What to do: Identify every line in the records below that contains the word "laws", and reproduce each one.

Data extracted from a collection

──────────────────────────────

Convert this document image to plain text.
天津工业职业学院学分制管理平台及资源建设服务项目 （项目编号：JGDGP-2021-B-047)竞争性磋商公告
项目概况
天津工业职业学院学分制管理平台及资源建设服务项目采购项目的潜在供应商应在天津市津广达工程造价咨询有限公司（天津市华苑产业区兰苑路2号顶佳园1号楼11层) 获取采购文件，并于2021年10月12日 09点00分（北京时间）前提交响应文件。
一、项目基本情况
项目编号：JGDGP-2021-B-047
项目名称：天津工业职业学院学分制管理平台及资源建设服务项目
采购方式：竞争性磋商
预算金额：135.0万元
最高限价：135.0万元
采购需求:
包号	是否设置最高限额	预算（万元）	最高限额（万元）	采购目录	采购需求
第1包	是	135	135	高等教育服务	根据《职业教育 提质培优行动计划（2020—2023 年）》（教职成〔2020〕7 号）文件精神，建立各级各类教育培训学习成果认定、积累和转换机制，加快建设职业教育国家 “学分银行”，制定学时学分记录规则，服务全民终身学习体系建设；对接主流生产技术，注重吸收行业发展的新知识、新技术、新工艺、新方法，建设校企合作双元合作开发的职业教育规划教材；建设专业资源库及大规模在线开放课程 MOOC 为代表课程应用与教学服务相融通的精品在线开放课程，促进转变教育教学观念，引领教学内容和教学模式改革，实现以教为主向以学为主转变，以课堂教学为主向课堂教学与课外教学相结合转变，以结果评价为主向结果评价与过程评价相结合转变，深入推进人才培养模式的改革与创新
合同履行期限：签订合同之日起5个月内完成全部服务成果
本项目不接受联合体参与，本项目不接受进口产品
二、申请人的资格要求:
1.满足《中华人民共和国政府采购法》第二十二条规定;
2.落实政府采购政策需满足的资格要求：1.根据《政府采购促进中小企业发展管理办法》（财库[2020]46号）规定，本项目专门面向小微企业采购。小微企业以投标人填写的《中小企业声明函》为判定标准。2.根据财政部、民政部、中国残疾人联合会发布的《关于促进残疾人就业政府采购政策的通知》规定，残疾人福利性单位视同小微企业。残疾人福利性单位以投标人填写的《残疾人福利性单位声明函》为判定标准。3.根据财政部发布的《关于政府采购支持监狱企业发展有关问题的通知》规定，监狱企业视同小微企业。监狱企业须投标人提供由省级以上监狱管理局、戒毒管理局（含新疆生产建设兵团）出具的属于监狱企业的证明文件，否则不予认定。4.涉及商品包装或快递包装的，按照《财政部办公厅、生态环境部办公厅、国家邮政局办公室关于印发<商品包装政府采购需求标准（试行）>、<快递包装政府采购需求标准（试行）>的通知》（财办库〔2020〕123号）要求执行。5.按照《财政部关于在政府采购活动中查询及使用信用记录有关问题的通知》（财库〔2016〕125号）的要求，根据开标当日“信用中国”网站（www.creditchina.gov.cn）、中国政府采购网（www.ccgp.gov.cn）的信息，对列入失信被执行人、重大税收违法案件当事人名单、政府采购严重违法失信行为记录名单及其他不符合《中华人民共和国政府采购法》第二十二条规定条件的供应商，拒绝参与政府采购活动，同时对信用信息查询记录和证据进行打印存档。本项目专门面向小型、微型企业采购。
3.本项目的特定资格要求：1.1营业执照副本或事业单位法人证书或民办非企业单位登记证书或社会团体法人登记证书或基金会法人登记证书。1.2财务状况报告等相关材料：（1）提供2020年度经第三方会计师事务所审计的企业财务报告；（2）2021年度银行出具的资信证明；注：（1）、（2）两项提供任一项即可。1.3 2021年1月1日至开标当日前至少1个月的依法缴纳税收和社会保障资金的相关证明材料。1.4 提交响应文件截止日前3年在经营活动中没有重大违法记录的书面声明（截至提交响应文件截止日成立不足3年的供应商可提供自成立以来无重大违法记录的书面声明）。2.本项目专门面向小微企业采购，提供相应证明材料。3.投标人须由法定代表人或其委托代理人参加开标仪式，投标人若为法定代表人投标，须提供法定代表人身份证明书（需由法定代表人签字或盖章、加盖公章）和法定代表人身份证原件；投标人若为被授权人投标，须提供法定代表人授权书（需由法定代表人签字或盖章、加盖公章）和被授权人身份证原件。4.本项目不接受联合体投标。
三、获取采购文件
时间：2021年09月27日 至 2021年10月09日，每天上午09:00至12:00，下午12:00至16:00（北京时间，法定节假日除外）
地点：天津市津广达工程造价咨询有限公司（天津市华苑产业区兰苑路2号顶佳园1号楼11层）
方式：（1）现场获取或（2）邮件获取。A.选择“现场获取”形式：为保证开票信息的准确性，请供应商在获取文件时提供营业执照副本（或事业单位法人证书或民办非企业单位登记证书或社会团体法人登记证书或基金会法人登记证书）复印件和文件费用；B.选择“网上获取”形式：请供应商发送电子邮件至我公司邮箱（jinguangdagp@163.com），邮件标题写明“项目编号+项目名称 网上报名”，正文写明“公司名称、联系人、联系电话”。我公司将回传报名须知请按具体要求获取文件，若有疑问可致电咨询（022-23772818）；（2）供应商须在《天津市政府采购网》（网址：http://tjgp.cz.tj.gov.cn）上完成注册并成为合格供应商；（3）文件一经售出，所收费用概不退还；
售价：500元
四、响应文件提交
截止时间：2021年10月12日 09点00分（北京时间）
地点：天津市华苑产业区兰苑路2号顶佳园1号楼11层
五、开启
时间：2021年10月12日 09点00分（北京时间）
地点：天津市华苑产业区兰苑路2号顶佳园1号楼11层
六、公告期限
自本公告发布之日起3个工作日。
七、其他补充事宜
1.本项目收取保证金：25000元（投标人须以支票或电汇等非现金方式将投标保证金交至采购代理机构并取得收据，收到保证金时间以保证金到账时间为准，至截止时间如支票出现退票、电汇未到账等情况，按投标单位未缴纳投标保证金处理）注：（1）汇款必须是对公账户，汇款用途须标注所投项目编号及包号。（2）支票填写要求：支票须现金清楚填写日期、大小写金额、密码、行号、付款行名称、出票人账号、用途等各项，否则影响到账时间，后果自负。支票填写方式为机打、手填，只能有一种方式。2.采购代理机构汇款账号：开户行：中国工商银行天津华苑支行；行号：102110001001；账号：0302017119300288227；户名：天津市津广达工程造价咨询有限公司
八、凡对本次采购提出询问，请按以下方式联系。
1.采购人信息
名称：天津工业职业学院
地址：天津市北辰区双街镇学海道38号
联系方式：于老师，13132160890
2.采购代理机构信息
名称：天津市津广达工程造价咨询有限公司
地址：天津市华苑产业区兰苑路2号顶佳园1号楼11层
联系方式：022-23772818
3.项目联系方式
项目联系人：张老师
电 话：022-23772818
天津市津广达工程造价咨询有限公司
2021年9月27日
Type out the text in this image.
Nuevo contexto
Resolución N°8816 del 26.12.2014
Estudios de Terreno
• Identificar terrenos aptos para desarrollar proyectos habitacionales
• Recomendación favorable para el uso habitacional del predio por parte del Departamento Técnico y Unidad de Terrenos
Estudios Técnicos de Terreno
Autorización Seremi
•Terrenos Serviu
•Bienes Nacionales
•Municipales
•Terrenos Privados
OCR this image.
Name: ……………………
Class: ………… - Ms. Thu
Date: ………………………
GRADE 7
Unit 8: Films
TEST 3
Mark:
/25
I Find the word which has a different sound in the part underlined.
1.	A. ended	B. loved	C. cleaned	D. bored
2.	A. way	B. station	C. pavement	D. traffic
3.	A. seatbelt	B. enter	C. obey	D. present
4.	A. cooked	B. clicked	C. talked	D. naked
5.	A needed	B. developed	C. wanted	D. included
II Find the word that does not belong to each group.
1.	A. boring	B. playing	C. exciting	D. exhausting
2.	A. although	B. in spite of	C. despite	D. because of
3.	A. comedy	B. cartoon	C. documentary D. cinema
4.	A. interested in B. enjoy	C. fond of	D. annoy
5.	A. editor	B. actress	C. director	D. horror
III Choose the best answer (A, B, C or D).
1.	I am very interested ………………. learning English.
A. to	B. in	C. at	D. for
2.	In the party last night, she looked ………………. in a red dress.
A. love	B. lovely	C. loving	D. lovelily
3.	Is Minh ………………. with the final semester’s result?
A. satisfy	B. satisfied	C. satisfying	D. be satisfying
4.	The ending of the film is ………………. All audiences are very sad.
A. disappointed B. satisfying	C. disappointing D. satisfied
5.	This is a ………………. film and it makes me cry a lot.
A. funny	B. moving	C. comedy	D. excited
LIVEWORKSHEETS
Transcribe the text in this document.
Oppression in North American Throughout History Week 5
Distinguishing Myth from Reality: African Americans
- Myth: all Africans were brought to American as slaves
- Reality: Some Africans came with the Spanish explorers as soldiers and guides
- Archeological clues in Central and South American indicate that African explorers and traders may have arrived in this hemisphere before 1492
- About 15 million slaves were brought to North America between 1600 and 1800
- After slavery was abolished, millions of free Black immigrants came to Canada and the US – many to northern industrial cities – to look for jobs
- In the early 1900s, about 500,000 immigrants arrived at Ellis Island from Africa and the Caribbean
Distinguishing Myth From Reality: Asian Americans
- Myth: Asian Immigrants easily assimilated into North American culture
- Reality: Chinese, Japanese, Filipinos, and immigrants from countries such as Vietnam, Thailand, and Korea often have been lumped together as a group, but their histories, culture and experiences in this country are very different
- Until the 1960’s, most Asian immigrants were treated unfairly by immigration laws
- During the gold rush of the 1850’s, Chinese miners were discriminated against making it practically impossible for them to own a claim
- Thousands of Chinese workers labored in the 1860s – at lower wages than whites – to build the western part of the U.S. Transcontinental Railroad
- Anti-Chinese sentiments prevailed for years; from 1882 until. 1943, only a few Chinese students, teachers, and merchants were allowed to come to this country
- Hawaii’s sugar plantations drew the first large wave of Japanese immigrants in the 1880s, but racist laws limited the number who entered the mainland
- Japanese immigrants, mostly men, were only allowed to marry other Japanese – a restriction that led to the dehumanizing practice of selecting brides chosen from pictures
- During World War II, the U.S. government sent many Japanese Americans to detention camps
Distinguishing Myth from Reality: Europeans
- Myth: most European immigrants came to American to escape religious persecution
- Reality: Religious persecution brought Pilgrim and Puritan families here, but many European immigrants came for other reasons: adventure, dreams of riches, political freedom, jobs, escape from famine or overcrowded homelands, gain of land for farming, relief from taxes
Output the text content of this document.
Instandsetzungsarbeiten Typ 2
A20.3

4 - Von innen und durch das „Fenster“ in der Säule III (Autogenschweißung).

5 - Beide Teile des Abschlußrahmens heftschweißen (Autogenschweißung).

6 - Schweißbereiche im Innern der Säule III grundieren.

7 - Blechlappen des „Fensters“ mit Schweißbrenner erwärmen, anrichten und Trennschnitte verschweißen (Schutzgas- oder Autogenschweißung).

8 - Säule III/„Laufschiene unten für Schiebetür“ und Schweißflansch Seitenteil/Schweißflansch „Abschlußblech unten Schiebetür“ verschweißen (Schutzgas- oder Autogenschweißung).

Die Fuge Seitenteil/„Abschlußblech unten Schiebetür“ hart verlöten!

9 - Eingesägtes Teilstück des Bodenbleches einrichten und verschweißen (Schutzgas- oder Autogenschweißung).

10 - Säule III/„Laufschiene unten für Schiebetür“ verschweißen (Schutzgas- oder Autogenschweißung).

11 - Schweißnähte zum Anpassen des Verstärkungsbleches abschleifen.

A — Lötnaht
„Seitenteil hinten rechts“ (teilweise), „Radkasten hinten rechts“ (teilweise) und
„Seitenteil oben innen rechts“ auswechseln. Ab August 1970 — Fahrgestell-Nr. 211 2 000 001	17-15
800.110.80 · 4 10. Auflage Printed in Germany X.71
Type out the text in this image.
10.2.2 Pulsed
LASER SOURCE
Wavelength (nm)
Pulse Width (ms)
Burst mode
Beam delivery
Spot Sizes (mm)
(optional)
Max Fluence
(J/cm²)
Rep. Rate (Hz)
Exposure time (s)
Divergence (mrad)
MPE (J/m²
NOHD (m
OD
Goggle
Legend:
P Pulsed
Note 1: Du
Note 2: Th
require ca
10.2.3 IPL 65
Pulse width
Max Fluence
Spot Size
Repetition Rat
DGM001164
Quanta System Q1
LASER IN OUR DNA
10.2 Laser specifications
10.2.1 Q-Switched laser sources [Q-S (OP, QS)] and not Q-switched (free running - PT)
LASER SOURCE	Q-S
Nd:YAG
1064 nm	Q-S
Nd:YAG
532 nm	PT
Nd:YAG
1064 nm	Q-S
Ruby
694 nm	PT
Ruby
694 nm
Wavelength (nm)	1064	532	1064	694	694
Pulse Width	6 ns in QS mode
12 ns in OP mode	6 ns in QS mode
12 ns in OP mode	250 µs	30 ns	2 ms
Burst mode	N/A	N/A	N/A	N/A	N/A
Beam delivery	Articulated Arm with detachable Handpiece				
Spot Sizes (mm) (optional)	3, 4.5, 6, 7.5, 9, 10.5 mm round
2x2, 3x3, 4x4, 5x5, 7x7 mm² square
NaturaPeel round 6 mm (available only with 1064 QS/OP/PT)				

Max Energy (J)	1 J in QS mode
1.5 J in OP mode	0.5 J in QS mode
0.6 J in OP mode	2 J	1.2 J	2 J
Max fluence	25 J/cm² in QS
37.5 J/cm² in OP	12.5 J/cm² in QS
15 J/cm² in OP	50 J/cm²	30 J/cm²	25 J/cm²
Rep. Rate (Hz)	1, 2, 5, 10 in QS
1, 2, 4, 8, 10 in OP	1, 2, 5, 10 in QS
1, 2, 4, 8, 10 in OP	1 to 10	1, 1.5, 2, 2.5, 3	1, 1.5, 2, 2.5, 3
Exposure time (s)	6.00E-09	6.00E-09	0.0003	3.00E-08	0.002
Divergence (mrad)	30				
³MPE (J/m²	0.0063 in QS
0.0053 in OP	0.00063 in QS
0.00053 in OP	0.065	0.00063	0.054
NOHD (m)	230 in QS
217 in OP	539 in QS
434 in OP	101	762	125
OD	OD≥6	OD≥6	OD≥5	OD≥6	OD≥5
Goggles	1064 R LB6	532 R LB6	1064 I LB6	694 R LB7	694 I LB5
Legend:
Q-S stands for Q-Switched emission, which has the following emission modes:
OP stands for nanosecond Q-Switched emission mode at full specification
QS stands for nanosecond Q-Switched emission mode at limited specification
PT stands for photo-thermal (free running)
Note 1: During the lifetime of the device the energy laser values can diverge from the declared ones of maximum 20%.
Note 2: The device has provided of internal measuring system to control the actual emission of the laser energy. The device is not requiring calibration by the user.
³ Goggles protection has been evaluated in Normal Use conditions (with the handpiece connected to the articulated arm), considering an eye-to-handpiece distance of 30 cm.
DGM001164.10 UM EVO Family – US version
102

──────────────────────────────

Expected answer:
- Until the 1960’s, most Asian immigrants were treated unfairly by immigration laws
- Hawaii’s sugar plantations drew the first large wave of Japanese immigrants in the 1880s, but racist laws limited the number who entered the mainland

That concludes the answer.